Text under study:
------------------------

The Care Quality Commission regulates 56,000+ healthcare and social care locations in England — care homes, GP surgeries, hospitals, dental practices, home care agencies. If you work in care sector tech, you've probably needed this data at some point.
There's a CQC REST API, and I was planning to wrap it. Then I hit the auth wall.
The API is now authenticated
CQC migrated their API to api.service.cqc.org.uk and added bearer token authentication. You need to register at their developer portal, create an application, and include an Authorization: Bearer <token> header on every request. That's not a dealbreaker for enterprise use cases, but it creates friction for a data product — it means requiring users to register with CQC before they can run your actor.
I checked the old API base (api.cqc.org.uk/public/v1) as a fallback. HTTP 403. Fully blocked.
The open-data file rescue
CQC publishes a monthly open-data file called HSCA_Active_Locations.ods. It's a 23 MB OpenDocument Spreadsheet with every active regulated location in England — all 56,000 of them. Free, no auth, Open Government Licence. The URL is date-stamped and changes each month, but the transparency page always links to the current version.
The approach: scrape the transparency page to find the current ODS URL, download the file, parse it, filter rows, push results. No API. No auth wall.

------------------------

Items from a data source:
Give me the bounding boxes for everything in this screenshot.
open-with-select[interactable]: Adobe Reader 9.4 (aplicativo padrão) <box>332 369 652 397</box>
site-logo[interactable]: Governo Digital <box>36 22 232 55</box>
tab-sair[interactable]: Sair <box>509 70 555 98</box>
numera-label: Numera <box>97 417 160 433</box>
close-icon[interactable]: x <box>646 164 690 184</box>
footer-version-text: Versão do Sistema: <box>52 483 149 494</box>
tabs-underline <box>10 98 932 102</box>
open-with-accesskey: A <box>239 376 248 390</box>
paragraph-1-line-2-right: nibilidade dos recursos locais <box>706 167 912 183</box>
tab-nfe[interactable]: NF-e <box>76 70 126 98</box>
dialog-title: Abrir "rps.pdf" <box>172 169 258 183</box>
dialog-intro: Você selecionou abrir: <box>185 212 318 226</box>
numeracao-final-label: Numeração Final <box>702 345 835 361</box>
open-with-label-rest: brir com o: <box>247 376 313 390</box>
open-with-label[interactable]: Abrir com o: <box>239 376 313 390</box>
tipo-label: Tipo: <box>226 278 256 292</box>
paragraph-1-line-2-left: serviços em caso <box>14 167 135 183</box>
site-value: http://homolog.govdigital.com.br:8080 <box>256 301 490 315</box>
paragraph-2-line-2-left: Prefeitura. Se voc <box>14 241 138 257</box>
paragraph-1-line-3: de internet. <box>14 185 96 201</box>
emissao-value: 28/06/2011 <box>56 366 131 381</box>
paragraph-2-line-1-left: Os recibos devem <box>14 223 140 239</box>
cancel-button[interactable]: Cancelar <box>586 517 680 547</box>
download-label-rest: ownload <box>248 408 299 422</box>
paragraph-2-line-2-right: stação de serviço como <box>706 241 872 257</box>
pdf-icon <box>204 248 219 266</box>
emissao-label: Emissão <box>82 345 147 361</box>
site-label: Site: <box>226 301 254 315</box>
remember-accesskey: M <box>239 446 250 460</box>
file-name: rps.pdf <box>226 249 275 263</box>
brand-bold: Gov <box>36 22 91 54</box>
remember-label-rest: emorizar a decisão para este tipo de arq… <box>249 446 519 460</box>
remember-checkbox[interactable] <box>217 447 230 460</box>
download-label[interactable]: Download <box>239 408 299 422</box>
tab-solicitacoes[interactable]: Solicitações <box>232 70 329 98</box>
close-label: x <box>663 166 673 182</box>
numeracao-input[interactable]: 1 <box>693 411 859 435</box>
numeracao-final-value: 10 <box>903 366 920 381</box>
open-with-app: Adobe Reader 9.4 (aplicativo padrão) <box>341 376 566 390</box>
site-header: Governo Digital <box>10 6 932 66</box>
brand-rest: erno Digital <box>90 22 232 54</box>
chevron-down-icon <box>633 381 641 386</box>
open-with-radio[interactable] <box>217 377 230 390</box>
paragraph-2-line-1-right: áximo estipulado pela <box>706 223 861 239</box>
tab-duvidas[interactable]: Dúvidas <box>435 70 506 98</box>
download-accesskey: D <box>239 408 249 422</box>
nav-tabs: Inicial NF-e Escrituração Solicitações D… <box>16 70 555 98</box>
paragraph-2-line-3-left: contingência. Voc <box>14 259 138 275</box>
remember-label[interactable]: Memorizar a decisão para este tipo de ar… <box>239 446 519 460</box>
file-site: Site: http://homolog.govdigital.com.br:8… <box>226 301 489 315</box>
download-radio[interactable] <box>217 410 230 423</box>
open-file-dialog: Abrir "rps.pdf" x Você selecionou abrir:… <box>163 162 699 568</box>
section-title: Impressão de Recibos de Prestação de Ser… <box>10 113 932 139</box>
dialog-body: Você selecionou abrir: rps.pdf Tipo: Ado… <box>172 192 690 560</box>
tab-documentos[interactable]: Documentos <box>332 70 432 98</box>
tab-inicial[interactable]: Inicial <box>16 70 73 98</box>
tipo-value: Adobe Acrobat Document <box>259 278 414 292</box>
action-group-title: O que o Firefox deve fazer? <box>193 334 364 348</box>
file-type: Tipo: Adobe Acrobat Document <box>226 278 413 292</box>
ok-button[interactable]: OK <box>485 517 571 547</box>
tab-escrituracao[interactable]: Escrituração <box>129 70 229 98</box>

------------------------

Exercise 1:
Answer these from the passage on CQC data:
(a) How many healthcare and social care locations in England does the Care Quality Commission regulate?
(b) What HTTP status came back from the old API base?
(c) How large is the HSCA_Active_Locations.ods file?
Exercise 2:
Extract the part of the passage on CQC data that opens with the words "The Care Quality" and ends after the words "at some point.".
The material is not needed for this work.

Task response 1:
(a) More than 56,000.
(b) HTTP 403.
(c) 23 MB.

Task response 2:
The Care Quality Commission regulates 56,000+ healthcare and social care locations in England — care homes, GP surgeries, hospitals, dental practices, home care agencies. If you work in care sector tech, you've probably needed this data at some point.